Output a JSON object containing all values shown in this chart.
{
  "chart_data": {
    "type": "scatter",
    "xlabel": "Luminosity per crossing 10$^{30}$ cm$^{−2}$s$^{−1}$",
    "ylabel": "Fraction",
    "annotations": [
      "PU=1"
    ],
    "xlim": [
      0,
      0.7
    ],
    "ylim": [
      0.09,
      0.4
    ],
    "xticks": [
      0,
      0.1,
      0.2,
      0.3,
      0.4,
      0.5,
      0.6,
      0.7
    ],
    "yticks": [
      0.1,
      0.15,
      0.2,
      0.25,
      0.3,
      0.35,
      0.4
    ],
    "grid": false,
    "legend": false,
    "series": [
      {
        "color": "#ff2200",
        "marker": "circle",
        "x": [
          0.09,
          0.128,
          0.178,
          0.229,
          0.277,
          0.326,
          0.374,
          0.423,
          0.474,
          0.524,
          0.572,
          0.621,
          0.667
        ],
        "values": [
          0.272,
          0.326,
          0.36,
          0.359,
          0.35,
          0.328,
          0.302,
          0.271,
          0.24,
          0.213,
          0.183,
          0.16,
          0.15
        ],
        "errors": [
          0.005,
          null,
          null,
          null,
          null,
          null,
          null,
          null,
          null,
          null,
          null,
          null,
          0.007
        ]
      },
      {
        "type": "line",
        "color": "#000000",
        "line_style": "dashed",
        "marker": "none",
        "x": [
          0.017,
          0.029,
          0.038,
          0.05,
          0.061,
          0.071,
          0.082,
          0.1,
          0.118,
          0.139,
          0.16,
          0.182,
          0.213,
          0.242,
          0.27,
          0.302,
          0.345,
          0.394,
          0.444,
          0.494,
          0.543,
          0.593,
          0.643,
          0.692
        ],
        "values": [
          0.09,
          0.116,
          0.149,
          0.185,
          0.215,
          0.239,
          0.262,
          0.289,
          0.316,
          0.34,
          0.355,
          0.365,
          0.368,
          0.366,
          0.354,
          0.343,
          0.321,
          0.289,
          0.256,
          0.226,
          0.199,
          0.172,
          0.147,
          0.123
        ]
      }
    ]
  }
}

→ **Work instructions**
Transcribe every line of the data, exactly as it stands.

→ **Solution to this problem**
Output a JSON object containing all values shown in this chart.
{
  "chart_data": {
    "type": "scatter",
    "xlabel": "Luminosity per crossing 10$^{30}$ cm$^{−2}$s$^{−1}$",
    "ylabel": "Fraction",
    "annotations": [
      "PU=1"
    ],
    "xlim": [
      0,
      0.7
    ],
    "ylim": [
      0.09,
      0.4
    ],
    "xticks": [
      0,
      0.1,
      0.2,
      0.3,
      0.4,
      0.5,
      0.6,
      0.7
    ],
    "yticks": [
      0.1,
      0.15,
      0.2,
      0.25,
      0.3,
      0.35,
      0.4
    ],
    "grid": false,
    "legend": false,
    "series": [
      {
        "color": "#ff2200",
        "marker": "circle",
        "x": [
          0.09,
          0.128,
          0.178,
          0.229,
          0.277,
          0.326,
          0.374,
          0.423,
          0.474,
          0.524,
          0.572,
          0.621,
          0.667
        ],
        "values": [
          0.272,
          0.326,
          0.36,
          0.359,
          0.35,
          0.328,
          0.302,
          0.271,
          0.24,
          0.213,
          0.183,
          0.16,
          0.15
        ],
        "errors": [
          0.005,
          null,
          null,
          null,
          null,
          null,
          null,
          null,
          null,
          null,
          null,
          null,
          0.007
        ]
      },
      {
        "type": "line",
        "color": "#000000",
        "line_style": "dashed",
        "marker": "none",
        "x": [
          0.017,
          0.029,
          0.038,
          0.05,
          0.061,
          0.071,
          0.082,
          0.1,
          0.118,
          0.139,
          0.16,
          0.182,
          0.213,
          0.242,
          0.27,
          0.302,
          0.345,
          0.394,
          0.444,
          0.494,
          0.543,
          0.593,
          0.643,
          0.692
        ],
        "values": [
          0.09,
          0.116,
          0.149,
          0.185,
          0.215,
          0.239,
          0.262,
          0.289,
          0.316,
          0.34,
          0.355,
          0.365,
          0.368,
          0.366,
          0.354,
          0.343,
          0.321,
          0.289,
          0.256,
          0.226,
          0.199,
          0.172,
          0.147,
          0.123
        ]
      }
    ]
  }
}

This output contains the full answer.